→ **WRITTEN EXERCISE**
Write the material out again exactly.

→ **DATA SHOWN**
►
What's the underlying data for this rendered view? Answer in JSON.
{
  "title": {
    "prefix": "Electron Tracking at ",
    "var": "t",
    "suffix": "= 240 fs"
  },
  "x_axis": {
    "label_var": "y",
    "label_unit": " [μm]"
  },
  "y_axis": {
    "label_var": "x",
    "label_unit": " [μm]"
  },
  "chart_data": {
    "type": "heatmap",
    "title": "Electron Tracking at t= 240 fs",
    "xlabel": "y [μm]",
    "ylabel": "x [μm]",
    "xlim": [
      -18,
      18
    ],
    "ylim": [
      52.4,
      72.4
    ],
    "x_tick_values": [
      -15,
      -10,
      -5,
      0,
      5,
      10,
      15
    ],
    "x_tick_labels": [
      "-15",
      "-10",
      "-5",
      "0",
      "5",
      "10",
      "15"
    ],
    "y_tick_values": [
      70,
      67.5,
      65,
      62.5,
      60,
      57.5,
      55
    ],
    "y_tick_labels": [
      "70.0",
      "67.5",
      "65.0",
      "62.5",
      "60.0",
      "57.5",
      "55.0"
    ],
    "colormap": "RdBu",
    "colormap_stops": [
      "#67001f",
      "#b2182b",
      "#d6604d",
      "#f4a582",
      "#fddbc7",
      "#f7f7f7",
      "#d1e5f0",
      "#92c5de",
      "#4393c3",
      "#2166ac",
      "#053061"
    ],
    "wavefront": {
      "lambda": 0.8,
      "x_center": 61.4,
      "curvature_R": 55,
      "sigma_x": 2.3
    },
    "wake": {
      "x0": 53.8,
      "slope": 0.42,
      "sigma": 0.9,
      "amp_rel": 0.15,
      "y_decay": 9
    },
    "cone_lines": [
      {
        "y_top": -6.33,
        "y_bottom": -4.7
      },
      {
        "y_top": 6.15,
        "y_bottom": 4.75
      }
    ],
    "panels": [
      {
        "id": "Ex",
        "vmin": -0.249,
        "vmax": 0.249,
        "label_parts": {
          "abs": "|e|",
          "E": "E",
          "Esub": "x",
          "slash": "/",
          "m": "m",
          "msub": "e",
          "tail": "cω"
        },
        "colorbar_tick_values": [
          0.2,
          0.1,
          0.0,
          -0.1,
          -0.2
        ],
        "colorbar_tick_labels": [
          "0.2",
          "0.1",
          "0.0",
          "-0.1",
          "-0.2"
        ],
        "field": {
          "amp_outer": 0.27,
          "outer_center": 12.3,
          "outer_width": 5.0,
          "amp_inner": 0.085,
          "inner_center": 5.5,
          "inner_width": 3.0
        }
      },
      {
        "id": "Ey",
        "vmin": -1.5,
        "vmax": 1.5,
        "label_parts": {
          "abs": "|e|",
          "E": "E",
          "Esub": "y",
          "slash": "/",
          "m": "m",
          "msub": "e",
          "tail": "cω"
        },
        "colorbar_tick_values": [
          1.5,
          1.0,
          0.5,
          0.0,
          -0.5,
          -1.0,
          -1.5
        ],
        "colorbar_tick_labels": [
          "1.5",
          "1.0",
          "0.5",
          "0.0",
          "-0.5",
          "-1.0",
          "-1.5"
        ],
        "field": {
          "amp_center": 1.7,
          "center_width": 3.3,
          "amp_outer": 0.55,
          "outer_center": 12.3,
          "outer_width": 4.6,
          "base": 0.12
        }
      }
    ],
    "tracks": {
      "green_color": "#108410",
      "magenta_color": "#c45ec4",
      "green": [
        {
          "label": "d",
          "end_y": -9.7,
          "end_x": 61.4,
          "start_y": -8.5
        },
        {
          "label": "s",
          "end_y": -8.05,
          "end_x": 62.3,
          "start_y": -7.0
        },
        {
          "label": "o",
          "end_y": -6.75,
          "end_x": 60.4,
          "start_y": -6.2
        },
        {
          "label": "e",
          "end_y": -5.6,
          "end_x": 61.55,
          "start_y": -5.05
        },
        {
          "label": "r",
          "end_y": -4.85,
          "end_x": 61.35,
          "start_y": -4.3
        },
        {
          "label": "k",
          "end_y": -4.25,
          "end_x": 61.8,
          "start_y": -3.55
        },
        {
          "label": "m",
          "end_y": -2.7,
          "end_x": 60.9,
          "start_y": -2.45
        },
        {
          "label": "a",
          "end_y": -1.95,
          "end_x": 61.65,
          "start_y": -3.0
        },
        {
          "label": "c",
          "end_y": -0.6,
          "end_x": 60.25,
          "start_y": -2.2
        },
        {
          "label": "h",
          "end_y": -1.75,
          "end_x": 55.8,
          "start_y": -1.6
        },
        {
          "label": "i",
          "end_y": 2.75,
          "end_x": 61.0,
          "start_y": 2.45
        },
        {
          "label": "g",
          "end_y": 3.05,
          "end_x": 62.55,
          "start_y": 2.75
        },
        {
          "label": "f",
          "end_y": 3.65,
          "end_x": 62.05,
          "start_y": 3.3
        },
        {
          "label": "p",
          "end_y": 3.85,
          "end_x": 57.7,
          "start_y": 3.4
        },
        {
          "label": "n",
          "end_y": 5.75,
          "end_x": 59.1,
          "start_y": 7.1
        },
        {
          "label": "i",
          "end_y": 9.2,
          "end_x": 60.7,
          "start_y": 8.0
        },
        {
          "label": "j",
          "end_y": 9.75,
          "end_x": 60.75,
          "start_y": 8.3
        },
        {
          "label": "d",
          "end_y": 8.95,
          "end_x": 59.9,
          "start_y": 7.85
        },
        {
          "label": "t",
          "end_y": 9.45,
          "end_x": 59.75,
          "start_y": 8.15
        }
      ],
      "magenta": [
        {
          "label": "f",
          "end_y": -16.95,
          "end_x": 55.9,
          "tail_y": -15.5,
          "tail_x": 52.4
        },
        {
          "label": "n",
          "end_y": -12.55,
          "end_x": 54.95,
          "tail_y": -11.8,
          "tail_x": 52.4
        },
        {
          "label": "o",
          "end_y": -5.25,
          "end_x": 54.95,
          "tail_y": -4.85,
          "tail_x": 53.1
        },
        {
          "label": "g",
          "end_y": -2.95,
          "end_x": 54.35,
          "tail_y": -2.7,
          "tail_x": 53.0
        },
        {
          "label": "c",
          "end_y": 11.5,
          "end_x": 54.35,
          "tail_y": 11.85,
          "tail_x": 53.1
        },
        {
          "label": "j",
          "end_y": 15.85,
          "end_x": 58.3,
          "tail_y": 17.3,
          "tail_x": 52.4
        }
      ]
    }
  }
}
◄
→ **FULL RESPONSE**
What's the underlying data for this rendered view? Answer in JSON.
{
  "title": {
    "prefix": "Electron Tracking at ",
    "var": "t",
    "suffix": "= 240 fs"
  },
  "x_axis": {
    "label_var": "y",
    "label_unit": " [μm]"
  },
  "y_axis": {
    "label_var": "x",
    "label_unit": " [μm]"
  },
  "chart_data": {
    "type": "heatmap",
    "title": "Electron Tracking at t= 240 fs",
    "xlabel": "y [μm]",
    "ylabel": "x [μm]",
    "xlim": [
      -18,
      18
    ],
    "ylim": [
      52.4,
      72.4
    ],
    "x_tick_values": [
      -15,
      -10,
      -5,
      0,
      5,
      10,
      15
    ],
    "x_tick_labels": [
      "-15",
      "-10",
      "-5",
      "0",
      "5",
      "10",
      "15"
    ],
    "y_tick_values": [
      70,
      67.5,
      65,
      62.5,
      60,
      57.5,
      55
    ],
    "y_tick_labels": [
      "70.0",
      "67.5",
      "65.0",
      "62.5",
      "60.0",
      "57.5",
      "55.0"
    ],
    "colormap": "RdBu",
    "colormap_stops": [
      "#67001f",
      "#b2182b",
      "#d6604d",
      "#f4a582",
      "#fddbc7",
      "#f7f7f7",
      "#d1e5f0",
      "#92c5de",
      "#4393c3",
      "#2166ac",
      "#053061"
    ],
    "wavefront": {
      "lambda": 0.8,
      "x_center": 61.4,
      "curvature_R": 55,
      "sigma_x": 2.3
    },
    "wake": {
      "x0": 53.8,
      "slope": 0.42,
      "sigma": 0.9,
      "amp_rel": 0.15,
      "y_decay": 9
    },
    "cone_lines": [
      {
        "y_top": -6.33,
        "y_bottom": -4.7
      },
      {
        "y_top": 6.15,
        "y_bottom": 4.75
      }
    ],
    "panels": [
      {
        "id": "Ex",
        "vmin": -0.249,
        "vmax": 0.249,
        "label_parts": {
          "abs": "|e|",
          "E": "E",
          "Esub": "x",
          "slash": "/",
          "m": "m",
          "msub": "e",
          "tail": "cω"
        },
        "colorbar_tick_values": [
          0.2,
          0.1,
          0.0,
          -0.1,
          -0.2
        ],
        "colorbar_tick_labels": [
          "0.2",
          "0.1",
          "0.0",
          "-0.1",
          "-0.2"
        ],
        "field": {
          "amp_outer": 0.27,
          "outer_center": 12.3,
          "outer_width": 5.0,
          "amp_inner": 0.085,
          "inner_center": 5.5,
          "inner_width": 3.0
        }
      },
      {
        "id": "Ey",
        "vmin": -1.5,
        "vmax": 1.5,
        "label_parts": {
          "abs": "|e|",
          "E": "E",
          "Esub": "y",
          "slash": "/",
          "m": "m",
          "msub": "e",
          "tail": "cω"
        },
        "colorbar_tick_values": [
          1.5,
          1.0,
          0.5,
          0.0,
          -0.5,
          -1.0,
          -1.5
        ],
        "colorbar_tick_labels": [
          "1.5",
          "1.0",
          "0.5",
          "0.0",
          "-0.5",
          "-1.0",
          "-1.5"
        ],
        "field": {
          "amp_center": 1.7,
          "center_width": 3.3,
          "amp_outer": 0.55,
          "outer_center": 12.3,
          "outer_width": 4.6,
          "base": 0.12
        }
      }
    ],
    "tracks": {
      "green_color": "#108410",
      "magenta_color": "#c45ec4",
      "green": [
        {
          "label": "d",
          "end_y": -9.7,
          "end_x": 61.4,
          "start_y": -8.5
        },
        {
          "label": "s",
          "end_y": -8.05,
          "end_x": 62.3,
          "start_y": -7.0
        },
        {
          "label": "o",
          "end_y": -6.75,
          "end_x": 60.4,
          "start_y": -6.2
        },
        {
          "label": "e",
          "end_y": -5.6,
          "end_x": 61.55,
          "start_y": -5.05
        },
        {
          "label": "r",
          "end_y": -4.85,
          "end_x": 61.35,
          "start_y": -4.3
        },
        {
          "label": "k",
          "end_y": -4.25,
          "end_x": 61.8,
          "start_y": -3.55
        },
        {
          "label": "m",
          "end_y": -2.7,
          "end_x": 60.9,
          "start_y": -2.45
        },
        {
          "label": "a",
          "end_y": -1.95,
          "end_x": 61.65,
          "start_y": -3.0
        },
        {
          "label": "c",
          "end_y": -0.6,
          "end_x": 60.25,
          "start_y": -2.2
        },
        {
          "label": "h",
          "end_y": -1.75,
          "end_x": 55.8,
          "start_y": -1.6
        },
        {
          "label": "i",
          "end_y": 2.75,
          "end_x": 61.0,
          "start_y": 2.45
        },
        {
          "label": "g",
          "end_y": 3.05,
          "end_x": 62.55,
          "start_y": 2.75
        },
        {
          "label": "f",
          "end_y": 3.65,
          "end_x": 62.05,
          "start_y": 3.3
        },
        {
          "label": "p",
          "end_y": 3.85,
          "end_x": 57.7,
          "start_y": 3.4
        },
        {
          "label": "n",
          "end_y": 5.75,
          "end_x": 59.1,
          "start_y": 7.1
        },
        {
          "label": "i",
          "end_y": 9.2,
          "end_x": 60.7,
          "start_y": 8.0
        },
        {
          "label": "j",
          "end_y": 9.75,
          "end_x": 60.75,
          "start_y": 8.3
        },
        {
          "label": "d",
          "end_y": 8.95,
          "end_x": 59.9,
          "start_y": 7.85
        },
        {
          "label": "t",
          "end_y": 9.45,
          "end_x": 59.75,
          "start_y": 8.15
        }
      ],
      "magenta": [
        {
          "label": "f",
          "end_y": -16.95,
          "end_x": 55.9,
          "tail_y": -15.5,
          "tail_x": 52.4
        },
        {
          "label": "n",
          "end_y": -12.55,
          "end_x": 54.95,
          "tail_y": -11.8,
          "tail_x": 52.4
        },
        {
          "label": "o",
          "end_y": -5.25,
          "end_x": 54.95,
          "tail_y": -4.85,
          "tail_x": 53.1
        },
        {
          "label": "g",
          "end_y": -2.95,
          "end_x": 54.35,
          "tail_y": -2.7,
          "tail_x": 53.0
        },
        {
          "label": "c",
          "end_y": 11.5,
          "end_x": 54.35,
          "tail_y": 11.85,
          "tail_x": 53.1
        },
        {
          "label": "j",
          "end_y": 15.85,
          "end_x": 58.3,
          "tail_y": 17.3,
          "tail_x": 52.4
        }
      ]
    }
  }
}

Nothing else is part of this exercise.